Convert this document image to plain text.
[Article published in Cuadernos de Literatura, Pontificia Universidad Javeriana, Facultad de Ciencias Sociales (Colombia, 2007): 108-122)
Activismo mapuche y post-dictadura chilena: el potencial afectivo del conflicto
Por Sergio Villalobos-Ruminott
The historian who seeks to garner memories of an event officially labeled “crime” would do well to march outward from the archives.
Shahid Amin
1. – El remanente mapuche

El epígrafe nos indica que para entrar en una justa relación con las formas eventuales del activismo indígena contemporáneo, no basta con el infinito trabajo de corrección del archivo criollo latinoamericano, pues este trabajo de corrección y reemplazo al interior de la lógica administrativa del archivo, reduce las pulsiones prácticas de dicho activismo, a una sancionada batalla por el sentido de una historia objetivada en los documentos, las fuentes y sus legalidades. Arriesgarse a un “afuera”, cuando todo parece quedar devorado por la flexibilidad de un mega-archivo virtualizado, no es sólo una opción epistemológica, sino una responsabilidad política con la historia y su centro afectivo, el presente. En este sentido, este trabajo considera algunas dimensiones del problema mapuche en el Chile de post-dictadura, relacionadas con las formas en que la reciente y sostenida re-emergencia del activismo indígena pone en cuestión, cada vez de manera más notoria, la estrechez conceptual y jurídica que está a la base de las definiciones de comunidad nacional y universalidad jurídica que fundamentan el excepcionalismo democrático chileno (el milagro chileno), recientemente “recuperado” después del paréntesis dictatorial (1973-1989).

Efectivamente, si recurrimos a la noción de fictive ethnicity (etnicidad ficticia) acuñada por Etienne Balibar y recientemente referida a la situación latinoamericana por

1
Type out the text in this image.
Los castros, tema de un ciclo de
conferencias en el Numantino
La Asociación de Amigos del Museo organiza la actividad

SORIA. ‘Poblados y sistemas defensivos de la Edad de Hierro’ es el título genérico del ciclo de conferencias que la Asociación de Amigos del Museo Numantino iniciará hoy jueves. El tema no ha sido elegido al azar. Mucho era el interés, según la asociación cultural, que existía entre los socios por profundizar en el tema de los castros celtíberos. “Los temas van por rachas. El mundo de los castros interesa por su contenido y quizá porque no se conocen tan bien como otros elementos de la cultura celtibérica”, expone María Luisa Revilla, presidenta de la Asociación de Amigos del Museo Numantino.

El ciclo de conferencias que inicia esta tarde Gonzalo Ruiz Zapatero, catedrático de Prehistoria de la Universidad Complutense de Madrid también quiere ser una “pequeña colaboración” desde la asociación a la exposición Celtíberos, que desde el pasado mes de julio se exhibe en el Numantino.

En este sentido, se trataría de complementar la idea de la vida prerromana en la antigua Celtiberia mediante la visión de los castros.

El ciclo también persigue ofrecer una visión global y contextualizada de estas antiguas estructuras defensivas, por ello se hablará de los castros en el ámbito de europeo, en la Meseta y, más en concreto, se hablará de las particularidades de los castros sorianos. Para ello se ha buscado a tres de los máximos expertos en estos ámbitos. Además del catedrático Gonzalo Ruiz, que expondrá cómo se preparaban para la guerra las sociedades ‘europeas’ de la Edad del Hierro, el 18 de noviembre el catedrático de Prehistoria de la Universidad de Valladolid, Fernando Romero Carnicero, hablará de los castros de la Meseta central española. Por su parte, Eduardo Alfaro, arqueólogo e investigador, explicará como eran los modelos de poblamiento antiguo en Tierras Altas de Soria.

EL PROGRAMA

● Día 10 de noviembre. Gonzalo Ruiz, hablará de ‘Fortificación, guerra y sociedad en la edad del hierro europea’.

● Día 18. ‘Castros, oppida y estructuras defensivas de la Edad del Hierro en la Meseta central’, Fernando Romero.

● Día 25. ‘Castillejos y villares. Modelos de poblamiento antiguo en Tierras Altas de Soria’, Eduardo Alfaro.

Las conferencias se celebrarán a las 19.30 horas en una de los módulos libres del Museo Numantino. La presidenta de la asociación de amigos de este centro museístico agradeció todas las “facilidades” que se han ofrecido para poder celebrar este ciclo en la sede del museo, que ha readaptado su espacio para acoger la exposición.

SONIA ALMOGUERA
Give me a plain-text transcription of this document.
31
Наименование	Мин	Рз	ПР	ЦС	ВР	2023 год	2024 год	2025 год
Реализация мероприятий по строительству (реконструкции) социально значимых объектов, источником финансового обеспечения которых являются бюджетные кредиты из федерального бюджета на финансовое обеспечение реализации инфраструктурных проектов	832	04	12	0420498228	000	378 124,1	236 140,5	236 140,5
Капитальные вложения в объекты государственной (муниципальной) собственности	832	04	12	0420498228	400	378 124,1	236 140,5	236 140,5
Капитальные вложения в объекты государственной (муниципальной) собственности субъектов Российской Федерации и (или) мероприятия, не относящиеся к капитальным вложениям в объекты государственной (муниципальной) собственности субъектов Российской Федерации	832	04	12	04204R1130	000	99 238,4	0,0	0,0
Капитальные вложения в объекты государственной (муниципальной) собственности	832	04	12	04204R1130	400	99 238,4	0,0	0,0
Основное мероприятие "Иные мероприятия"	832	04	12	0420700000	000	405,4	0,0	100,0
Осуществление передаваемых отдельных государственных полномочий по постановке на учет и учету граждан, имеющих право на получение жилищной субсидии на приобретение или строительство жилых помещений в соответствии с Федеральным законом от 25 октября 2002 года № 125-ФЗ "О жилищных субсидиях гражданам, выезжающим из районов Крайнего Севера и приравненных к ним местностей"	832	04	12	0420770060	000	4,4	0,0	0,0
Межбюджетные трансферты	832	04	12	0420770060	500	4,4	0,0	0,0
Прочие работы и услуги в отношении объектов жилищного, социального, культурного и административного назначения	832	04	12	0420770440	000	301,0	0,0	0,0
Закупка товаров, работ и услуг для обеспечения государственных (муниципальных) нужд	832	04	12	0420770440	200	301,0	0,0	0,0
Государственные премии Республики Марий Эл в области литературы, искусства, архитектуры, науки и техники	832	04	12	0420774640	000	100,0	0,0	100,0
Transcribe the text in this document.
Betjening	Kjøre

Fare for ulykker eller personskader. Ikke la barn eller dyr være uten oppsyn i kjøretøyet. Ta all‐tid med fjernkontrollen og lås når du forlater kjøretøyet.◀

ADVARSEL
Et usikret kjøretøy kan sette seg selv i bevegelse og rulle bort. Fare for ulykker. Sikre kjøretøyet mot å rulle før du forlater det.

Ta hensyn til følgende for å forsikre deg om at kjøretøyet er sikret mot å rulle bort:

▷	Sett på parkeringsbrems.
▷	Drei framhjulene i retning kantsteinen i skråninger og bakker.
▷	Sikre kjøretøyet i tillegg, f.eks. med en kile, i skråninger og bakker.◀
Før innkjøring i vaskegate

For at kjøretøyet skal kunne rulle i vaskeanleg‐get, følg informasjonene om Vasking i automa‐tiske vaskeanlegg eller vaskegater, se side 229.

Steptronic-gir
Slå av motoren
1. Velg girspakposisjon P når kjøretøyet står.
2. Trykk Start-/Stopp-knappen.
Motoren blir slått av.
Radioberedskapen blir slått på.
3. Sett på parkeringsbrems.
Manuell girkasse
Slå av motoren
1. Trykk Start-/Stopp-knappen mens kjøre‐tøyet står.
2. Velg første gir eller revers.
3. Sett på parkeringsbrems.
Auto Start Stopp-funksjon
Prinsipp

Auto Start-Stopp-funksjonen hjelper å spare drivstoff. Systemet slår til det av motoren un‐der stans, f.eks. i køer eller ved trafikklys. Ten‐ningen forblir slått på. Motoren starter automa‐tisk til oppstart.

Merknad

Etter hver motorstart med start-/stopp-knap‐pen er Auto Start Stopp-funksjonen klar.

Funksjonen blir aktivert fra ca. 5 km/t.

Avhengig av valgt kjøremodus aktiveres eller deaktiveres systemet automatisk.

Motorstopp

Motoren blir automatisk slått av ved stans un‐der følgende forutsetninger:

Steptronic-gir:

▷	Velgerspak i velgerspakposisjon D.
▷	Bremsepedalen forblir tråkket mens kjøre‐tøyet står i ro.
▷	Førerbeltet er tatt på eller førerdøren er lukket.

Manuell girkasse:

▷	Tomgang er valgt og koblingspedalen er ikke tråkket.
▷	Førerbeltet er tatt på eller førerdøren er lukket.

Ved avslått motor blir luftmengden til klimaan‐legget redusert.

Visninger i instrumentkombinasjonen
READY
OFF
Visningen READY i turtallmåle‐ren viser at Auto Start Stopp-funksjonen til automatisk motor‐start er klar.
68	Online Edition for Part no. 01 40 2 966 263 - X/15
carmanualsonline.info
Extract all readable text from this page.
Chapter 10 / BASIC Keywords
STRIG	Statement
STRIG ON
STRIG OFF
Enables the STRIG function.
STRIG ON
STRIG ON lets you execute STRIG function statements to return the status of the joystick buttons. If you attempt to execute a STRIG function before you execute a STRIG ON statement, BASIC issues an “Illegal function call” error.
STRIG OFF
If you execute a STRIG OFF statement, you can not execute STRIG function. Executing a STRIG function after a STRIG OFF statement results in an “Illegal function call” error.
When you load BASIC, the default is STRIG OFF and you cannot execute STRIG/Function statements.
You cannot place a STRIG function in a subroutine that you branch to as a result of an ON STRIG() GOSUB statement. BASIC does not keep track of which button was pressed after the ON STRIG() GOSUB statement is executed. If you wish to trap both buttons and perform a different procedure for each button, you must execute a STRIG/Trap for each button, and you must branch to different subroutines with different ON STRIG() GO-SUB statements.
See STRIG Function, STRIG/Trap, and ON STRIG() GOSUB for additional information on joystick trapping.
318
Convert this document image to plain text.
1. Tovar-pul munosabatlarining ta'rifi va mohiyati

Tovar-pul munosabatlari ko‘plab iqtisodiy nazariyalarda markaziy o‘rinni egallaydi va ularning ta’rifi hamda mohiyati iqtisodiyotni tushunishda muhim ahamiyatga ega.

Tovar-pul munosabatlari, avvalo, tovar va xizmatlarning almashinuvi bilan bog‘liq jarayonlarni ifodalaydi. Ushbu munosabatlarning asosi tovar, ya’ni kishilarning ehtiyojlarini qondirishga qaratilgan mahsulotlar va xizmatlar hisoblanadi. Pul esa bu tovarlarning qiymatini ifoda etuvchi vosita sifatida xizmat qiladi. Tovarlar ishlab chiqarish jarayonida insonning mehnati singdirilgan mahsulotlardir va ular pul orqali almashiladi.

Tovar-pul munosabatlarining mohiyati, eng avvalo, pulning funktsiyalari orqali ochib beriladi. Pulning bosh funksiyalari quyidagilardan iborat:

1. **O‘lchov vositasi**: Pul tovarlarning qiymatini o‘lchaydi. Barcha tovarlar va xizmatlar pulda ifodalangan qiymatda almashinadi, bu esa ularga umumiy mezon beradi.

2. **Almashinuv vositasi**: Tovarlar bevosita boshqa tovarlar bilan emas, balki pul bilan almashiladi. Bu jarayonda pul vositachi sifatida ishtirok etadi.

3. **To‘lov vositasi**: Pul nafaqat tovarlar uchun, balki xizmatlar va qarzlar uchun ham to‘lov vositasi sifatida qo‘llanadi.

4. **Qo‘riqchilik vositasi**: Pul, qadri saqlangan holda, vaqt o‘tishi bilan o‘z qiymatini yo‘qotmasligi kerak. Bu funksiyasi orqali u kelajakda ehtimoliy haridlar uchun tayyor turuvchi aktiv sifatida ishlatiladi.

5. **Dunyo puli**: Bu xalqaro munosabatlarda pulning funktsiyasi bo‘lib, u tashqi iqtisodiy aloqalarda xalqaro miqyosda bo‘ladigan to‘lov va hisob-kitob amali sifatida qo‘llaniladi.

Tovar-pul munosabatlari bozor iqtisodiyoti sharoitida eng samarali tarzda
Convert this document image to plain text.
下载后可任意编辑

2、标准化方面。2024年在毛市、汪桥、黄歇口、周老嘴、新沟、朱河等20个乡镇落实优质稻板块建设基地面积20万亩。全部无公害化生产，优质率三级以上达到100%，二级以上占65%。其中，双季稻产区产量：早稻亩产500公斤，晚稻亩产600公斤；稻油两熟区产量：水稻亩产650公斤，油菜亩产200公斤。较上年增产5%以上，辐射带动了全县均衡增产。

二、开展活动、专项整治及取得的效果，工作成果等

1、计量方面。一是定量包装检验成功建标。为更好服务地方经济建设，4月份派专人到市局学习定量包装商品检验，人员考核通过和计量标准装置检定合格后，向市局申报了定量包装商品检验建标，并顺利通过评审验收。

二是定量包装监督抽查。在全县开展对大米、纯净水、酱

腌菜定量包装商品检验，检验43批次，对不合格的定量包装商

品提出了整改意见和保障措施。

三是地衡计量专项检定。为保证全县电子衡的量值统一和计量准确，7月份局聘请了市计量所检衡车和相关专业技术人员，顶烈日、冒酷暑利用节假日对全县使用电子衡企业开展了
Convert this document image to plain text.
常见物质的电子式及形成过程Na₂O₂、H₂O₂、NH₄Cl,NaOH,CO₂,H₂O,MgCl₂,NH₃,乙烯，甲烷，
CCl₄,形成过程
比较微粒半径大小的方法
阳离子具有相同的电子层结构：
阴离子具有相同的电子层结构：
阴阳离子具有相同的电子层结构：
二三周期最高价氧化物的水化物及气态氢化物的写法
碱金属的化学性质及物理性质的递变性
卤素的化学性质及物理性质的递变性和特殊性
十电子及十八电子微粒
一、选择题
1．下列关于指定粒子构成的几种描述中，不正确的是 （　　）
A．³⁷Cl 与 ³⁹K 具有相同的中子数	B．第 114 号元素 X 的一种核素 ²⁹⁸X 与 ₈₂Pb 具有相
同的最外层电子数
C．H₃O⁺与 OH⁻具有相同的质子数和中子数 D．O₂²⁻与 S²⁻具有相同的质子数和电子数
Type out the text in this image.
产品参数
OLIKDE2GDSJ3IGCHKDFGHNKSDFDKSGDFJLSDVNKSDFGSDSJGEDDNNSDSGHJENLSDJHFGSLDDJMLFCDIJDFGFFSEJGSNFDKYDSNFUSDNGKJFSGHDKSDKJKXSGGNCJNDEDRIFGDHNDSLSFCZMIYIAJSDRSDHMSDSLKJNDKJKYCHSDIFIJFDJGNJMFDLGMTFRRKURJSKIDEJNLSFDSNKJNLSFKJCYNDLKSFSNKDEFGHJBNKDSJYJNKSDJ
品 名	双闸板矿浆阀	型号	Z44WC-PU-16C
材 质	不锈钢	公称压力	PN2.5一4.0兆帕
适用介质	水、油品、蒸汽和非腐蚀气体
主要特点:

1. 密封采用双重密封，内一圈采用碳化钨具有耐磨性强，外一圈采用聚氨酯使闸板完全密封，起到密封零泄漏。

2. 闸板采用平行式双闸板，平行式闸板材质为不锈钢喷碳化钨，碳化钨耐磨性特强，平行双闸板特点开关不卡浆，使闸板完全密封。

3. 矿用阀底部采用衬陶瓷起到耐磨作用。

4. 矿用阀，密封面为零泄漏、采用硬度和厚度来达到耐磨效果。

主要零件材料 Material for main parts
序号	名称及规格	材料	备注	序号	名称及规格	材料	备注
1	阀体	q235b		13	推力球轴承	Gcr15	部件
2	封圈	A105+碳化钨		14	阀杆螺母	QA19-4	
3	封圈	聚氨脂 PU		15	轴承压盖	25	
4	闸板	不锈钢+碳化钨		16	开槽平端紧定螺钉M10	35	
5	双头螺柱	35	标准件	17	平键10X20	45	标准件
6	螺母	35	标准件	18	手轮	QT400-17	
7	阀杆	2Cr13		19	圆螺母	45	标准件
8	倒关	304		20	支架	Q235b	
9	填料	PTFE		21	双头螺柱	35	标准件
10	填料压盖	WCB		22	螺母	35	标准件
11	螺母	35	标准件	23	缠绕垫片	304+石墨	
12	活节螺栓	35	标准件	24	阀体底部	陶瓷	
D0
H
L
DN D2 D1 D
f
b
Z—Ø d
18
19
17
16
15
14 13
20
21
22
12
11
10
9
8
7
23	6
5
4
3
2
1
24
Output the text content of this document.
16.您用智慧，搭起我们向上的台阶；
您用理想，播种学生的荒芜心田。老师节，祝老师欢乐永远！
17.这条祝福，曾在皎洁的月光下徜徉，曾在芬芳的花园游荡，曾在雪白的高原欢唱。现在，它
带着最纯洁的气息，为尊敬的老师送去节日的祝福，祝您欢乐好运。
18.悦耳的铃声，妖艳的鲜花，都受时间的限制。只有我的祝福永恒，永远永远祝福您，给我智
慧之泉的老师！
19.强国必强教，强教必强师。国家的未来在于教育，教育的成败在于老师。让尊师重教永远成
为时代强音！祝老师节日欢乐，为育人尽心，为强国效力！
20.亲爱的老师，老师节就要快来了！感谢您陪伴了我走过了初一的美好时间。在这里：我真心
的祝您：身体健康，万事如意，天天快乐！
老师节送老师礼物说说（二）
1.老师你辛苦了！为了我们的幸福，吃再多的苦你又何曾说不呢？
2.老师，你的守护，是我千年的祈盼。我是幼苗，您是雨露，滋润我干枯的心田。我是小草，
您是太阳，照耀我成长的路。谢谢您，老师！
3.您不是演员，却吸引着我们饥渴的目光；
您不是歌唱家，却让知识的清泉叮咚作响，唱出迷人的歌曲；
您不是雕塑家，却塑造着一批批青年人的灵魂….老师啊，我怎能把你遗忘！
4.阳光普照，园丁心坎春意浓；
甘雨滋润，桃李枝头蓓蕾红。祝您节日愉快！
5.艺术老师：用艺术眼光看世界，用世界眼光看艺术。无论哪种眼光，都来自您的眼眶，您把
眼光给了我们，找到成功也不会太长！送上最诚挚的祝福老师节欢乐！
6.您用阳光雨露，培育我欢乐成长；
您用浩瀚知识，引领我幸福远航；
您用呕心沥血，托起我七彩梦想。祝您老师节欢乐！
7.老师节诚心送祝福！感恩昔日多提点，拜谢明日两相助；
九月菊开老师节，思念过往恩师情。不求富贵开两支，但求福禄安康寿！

→ Objective: Locate and copy each line in the data above that includes the word "bort".

→ Right answer:
Et usikret kjøretøy kan sette seg selv i bevegelse og rulle bort. Fare for ulykker. Sikre kjøretøyet mot å rulle før du forlater det.
Ta hensyn til følgende for å forsikre deg om at kjøretøyet er sikret mot å rulle bort:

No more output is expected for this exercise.